WHAT THE TASK ASKS:
Extract and list every line that contains the word "JSON".

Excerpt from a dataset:
------------------------------------------------

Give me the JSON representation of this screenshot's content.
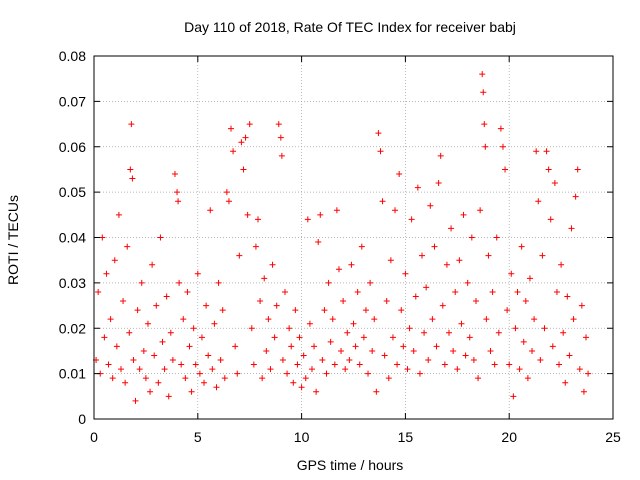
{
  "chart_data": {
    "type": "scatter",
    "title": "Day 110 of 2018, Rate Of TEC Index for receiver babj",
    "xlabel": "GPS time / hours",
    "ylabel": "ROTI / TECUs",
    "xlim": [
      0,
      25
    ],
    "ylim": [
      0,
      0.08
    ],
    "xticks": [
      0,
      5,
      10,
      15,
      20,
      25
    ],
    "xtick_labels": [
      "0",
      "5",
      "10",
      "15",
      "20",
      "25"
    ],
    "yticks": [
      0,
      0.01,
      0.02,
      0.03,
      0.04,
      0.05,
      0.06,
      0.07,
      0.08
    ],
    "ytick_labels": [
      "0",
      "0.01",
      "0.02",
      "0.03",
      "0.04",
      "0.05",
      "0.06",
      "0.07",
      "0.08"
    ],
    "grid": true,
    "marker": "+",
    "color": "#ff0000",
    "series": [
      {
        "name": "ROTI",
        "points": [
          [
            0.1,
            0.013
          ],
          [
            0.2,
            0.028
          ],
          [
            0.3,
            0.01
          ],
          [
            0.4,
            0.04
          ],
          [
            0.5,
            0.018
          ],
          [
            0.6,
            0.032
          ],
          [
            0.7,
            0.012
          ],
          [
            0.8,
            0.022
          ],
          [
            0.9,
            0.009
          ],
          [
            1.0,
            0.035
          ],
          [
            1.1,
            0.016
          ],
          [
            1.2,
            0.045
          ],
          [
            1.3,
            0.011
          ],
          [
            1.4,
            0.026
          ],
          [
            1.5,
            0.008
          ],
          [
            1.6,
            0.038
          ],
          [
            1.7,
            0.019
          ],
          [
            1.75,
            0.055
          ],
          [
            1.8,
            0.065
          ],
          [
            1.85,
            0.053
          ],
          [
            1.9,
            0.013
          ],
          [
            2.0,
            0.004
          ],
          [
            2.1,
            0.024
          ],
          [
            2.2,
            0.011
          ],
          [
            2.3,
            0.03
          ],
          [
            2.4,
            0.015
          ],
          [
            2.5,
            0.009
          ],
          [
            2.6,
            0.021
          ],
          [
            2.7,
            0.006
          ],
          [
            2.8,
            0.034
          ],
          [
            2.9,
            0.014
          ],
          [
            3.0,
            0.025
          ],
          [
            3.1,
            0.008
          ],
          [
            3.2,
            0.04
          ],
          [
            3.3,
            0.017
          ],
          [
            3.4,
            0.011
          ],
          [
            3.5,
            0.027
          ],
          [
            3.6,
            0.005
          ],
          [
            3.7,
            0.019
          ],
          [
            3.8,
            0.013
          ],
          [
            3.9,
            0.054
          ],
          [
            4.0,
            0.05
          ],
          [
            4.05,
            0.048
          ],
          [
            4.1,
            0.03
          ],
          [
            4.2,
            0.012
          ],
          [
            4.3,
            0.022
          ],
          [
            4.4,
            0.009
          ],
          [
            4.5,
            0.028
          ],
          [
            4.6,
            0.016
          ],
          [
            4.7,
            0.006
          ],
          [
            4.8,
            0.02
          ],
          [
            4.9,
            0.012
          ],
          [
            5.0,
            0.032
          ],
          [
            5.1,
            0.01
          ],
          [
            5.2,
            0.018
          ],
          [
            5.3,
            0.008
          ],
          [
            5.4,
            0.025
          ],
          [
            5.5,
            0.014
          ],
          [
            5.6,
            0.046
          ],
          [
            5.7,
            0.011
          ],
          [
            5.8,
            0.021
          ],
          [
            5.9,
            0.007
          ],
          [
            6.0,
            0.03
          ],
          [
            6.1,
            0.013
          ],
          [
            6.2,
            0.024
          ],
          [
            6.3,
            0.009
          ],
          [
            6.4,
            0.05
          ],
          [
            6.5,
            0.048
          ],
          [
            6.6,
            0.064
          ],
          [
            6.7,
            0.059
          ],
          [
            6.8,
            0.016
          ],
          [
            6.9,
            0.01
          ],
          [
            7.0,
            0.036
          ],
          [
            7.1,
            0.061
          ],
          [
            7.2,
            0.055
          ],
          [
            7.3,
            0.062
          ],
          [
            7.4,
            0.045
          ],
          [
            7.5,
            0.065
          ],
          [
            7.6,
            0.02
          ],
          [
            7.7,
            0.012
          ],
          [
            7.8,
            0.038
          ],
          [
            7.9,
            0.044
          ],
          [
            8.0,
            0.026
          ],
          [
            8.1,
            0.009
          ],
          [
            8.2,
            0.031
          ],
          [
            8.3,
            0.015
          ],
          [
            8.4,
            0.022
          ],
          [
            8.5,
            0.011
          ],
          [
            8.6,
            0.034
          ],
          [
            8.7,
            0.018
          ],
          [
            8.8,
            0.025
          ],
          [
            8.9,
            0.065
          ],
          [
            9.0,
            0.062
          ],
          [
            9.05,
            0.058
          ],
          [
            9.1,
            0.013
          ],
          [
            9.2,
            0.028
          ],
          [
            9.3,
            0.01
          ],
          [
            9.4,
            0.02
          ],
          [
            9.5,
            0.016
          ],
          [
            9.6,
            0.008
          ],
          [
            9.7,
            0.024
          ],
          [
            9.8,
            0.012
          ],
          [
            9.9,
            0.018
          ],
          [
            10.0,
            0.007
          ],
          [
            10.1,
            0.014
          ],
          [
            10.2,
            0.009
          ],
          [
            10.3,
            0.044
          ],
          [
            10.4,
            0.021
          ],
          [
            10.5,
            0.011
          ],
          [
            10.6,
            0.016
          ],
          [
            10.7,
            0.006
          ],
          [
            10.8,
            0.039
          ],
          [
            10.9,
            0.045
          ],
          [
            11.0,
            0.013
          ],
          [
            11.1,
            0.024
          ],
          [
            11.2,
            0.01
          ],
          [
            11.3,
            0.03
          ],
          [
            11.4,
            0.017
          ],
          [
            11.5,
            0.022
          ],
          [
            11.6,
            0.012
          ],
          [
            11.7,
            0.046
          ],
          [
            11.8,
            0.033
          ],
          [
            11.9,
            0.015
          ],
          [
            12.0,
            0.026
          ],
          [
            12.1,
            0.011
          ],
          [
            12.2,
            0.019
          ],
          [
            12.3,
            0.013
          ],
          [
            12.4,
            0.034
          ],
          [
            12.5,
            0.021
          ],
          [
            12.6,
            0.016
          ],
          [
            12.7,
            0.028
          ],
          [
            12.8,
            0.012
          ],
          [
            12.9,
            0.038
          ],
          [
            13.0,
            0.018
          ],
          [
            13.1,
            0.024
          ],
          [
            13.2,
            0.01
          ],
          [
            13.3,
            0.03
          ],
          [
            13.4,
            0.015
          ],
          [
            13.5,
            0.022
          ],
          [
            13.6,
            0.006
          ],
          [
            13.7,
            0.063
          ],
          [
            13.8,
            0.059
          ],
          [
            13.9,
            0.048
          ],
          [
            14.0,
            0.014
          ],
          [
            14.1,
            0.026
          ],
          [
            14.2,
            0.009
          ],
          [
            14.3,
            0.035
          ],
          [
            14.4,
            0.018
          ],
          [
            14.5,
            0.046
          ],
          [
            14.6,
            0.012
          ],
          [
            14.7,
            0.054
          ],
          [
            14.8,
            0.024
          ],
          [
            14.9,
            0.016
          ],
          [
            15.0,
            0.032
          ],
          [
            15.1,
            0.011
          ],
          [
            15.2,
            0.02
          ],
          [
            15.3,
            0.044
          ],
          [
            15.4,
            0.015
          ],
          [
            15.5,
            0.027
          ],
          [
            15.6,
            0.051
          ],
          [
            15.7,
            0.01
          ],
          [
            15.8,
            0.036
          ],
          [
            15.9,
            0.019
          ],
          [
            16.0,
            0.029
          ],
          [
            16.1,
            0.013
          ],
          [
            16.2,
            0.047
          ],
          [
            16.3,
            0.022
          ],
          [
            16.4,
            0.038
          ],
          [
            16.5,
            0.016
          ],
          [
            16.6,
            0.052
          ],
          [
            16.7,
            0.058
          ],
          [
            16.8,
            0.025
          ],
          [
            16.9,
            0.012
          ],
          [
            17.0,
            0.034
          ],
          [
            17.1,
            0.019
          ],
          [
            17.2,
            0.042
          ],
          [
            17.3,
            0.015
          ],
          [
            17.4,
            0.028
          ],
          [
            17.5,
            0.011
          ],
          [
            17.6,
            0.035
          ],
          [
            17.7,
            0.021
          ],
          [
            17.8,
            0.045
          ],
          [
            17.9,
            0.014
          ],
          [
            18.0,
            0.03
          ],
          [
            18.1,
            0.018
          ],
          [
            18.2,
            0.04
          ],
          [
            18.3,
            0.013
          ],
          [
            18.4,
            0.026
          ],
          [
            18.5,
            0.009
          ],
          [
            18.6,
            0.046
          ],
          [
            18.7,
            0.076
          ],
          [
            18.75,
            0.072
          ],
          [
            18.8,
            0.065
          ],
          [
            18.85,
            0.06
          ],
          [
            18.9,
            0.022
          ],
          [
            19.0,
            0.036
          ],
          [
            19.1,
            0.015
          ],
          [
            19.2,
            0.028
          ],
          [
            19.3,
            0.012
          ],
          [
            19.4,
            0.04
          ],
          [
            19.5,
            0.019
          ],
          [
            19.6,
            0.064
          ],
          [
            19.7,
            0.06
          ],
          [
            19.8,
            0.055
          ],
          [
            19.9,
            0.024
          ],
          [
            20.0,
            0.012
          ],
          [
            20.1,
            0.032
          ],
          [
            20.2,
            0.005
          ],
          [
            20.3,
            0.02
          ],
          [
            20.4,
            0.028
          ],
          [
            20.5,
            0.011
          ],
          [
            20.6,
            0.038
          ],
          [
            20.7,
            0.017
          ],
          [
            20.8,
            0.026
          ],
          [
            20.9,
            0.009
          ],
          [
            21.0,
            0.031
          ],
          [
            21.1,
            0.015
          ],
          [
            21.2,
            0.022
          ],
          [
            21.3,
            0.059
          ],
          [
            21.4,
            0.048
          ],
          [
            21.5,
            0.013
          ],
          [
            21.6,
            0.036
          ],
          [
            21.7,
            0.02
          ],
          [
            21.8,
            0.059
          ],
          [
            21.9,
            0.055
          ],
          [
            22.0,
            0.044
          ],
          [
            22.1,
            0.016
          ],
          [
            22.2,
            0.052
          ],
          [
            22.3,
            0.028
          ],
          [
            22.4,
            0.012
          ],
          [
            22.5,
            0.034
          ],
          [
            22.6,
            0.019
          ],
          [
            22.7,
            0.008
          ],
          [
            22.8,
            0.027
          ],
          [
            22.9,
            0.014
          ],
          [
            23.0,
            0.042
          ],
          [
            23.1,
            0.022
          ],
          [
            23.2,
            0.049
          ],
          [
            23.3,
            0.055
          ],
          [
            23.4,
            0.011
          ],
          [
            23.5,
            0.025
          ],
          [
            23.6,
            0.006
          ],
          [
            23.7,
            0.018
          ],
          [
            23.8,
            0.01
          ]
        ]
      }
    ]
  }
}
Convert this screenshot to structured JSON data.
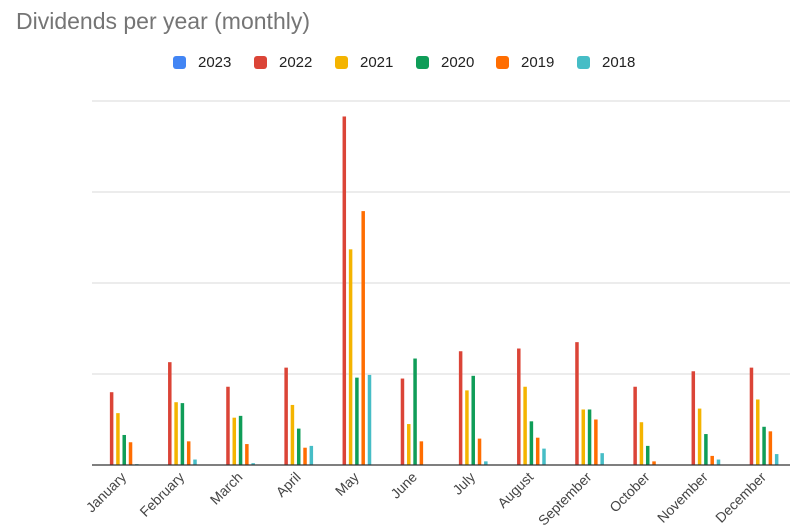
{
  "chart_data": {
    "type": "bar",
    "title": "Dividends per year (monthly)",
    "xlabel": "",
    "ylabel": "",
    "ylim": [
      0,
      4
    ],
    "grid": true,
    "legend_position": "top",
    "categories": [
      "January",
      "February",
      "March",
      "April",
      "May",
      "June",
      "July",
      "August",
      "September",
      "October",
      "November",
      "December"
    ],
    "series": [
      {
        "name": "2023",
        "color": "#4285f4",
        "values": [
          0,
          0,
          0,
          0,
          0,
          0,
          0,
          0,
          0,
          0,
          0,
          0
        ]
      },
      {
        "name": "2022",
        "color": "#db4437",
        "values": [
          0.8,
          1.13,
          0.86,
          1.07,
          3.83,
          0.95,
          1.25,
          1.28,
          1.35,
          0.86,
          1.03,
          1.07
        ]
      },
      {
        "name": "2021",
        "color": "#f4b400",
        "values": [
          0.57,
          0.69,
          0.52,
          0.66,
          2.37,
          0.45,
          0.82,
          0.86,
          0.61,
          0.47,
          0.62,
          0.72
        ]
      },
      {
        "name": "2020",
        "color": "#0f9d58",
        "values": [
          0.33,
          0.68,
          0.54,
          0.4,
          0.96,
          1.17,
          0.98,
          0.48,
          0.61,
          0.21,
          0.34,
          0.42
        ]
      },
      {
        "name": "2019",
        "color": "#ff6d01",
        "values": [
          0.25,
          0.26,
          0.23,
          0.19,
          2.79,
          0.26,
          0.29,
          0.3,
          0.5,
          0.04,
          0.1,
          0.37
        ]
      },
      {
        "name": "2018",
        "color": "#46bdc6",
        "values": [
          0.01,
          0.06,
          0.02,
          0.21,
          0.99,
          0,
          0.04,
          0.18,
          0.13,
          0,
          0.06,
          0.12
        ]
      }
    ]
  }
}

------------------------------------------------

TASK ANSWER:
Give me the JSON representation of this screenshot's content.
Convert this screenshot to structured JSON data.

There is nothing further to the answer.